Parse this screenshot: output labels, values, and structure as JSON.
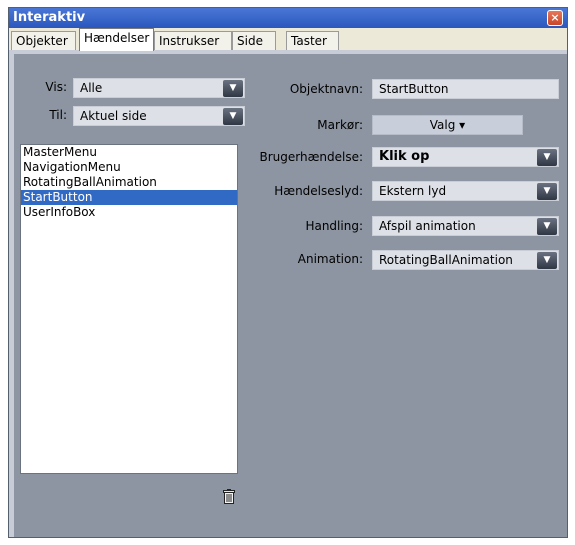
{
  "window": {
    "title": "Interaktiv",
    "close_glyph": "×"
  },
  "tabs": [
    {
      "label": "Objekter",
      "active": false
    },
    {
      "label": "Hændelser",
      "active": true
    },
    {
      "label": "Instrukser",
      "active": false
    },
    {
      "label": "Side",
      "active": false
    },
    {
      "label": "Taster",
      "active": false
    }
  ],
  "left": {
    "vis_label": "Vis:",
    "vis_value": "Alle",
    "til_label": "Til:",
    "til_value": "Aktuel side",
    "objects": [
      "MasterMenu",
      "NavigationMenu",
      "RotatingBallAnimation",
      "StartButton",
      "UserInfoBox"
    ],
    "selected_index": 3,
    "trash_icon": "trash-icon"
  },
  "right": {
    "objektnavn_label": "Objektnavn:",
    "objektnavn_value": "StartButton",
    "markor_label": "Markør:",
    "markor_value": "Valg ▾",
    "brugerhaendelse_label": "Brugerhændelse:",
    "brugerhaendelse_value": "Klik op",
    "haendelseslyd_label": "Hændelseslyd:",
    "haendelseslyd_value": "Ekstern lyd",
    "handling_label": "Handling:",
    "handling_value": "Afspil animation",
    "animation_label": "Animation:",
    "animation_value": "RotatingBallAnimation"
  },
  "colors": {
    "panel_bg": "#8d95a2",
    "title_bar": "#2a57bd",
    "selection": "#316ac5"
  }
}
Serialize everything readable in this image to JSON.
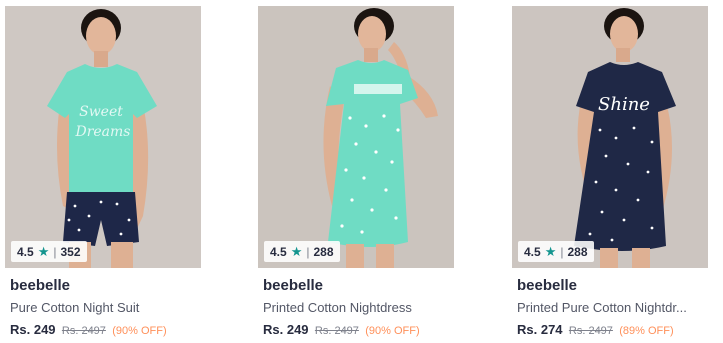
{
  "products": [
    {
      "brand": "beebelle",
      "name": "Pure Cotton Night Suit",
      "price": "Rs. 249",
      "mrp": "Rs. 2497",
      "discount": "(90% OFF)",
      "rating": "4.5",
      "rating_count": "352",
      "rating_icon": "star-icon",
      "image_desc": "mint-green-tshirt-navy-star-shorts"
    },
    {
      "brand": "beebelle",
      "name": "Printed Cotton Nightdress",
      "price": "Rs. 249",
      "mrp": "Rs. 2497",
      "discount": "(90% OFF)",
      "rating": "4.5",
      "rating_count": "288",
      "rating_icon": "star-icon",
      "image_desc": "mint-green-star-print-nightdress"
    },
    {
      "brand": "beebelle",
      "name": "Printed Pure Cotton Nightdr...",
      "price": "Rs. 274",
      "mrp": "Rs. 2497",
      "discount": "(89% OFF)",
      "rating": "4.5",
      "rating_count": "288",
      "rating_icon": "star-icon",
      "image_desc": "navy-star-print-nightdress"
    }
  ],
  "colors": {
    "star": "#14958f",
    "discount": "#ff905a",
    "text_primary": "#282c3f",
    "text_secondary": "#535766",
    "mint": "#6fdcc4",
    "navy": "#1f2846"
  }
}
++++++++++++++++++++
**Exercise directions**
The records above need to be restated word for word, with the pictures left out.

**Answer**
Parse this screenshot: output labels, values, and structure as JSON.
{
  "window": {
    "title": "Interaktiv",
    "close_glyph": "×"
  },
  "tabs": [
    {
      "label": "Objekter",
      "active": false
    },
    {
      "label": "Hændelser",
      "active": true
    },
    {
      "label": "Instrukser",
      "active": false
    },
    {
      "label": "Side",
      "active": false
    },
    {
      "label": "Taster",
      "active": false
    }
  ],
  "left": {
    "vis_label": "Vis:",
    "vis_value": "Alle",
    "til_label": "Til:",
    "til_value": "Aktuel side",
    "objects": [
      "MasterMenu",
      "NavigationMenu",
      "RotatingBallAnimation",
      "StartButton",
      "UserInfoBox"
    ],
    "selected_index": 3,
    "trash_icon": "trash-icon"
  },
  "right": {
    "objektnavn_label": "Objektnavn:",
    "objektnavn_value": "StartButton",
    "markor_label": "Markør:",
    "markor_value": "Valg ▾",
    "brugerhaendelse_label": "Brugerhændelse:",
    "brugerhaendelse_value": "Klik op",
    "haendelseslyd_label": "Hændelseslyd:",
    "haendelseslyd_value": "Ekstern lyd",
    "handling_label": "Handling:",
    "handling_value": "Afspil animation",
    "animation_label": "Animation:",
    "animation_value": "RotatingBallAnimation"
  },
  "colors": {
    "panel_bg": "#8d95a2",
    "title_bar": "#2a57bd",
    "selection": "#316ac5"
  }
}
Serialize everything readable in this image to JSON.
{
  "products": [
    {
      "brand": "beebelle",
      "name": "Pure Cotton Night Suit",
      "price": "Rs. 249",
      "mrp": "Rs. 2497",
      "discount": "(90% OFF)",
      "rating": "4.5",
      "rating_count": "352",
      "rating_icon": "star-icon",
      "image_desc": "mint-green-tshirt-navy-star-shorts"
    },
    {
      "brand": "beebelle",
      "name": "Printed Cotton Nightdress",
      "price": "Rs. 249",
      "mrp": "Rs. 2497",
      "discount": "(90% OFF)",
      "rating": "4.5",
      "rating_count": "288",
      "rating_icon": "star-icon",
      "image_desc": "mint-green-star-print-nightdress"
    },
    {
      "brand": "beebelle",
      "name": "Printed Pure Cotton Nightdr...",
      "price": "Rs. 274",
      "mrp": "Rs. 2497",
      "discount": "(89% OFF)",
      "rating": "4.5",
      "rating_count": "288",
      "rating_icon": "star-icon",
      "image_desc": "navy-star-print-nightdress"
    }
  ],
  "colors": {
    "star": "#14958f",
    "discount": "#ff905a",
    "text_primary": "#282c3f",
    "text_secondary": "#535766",
    "mint": "#6fdcc4",
    "navy": "#1f2846"
  }
}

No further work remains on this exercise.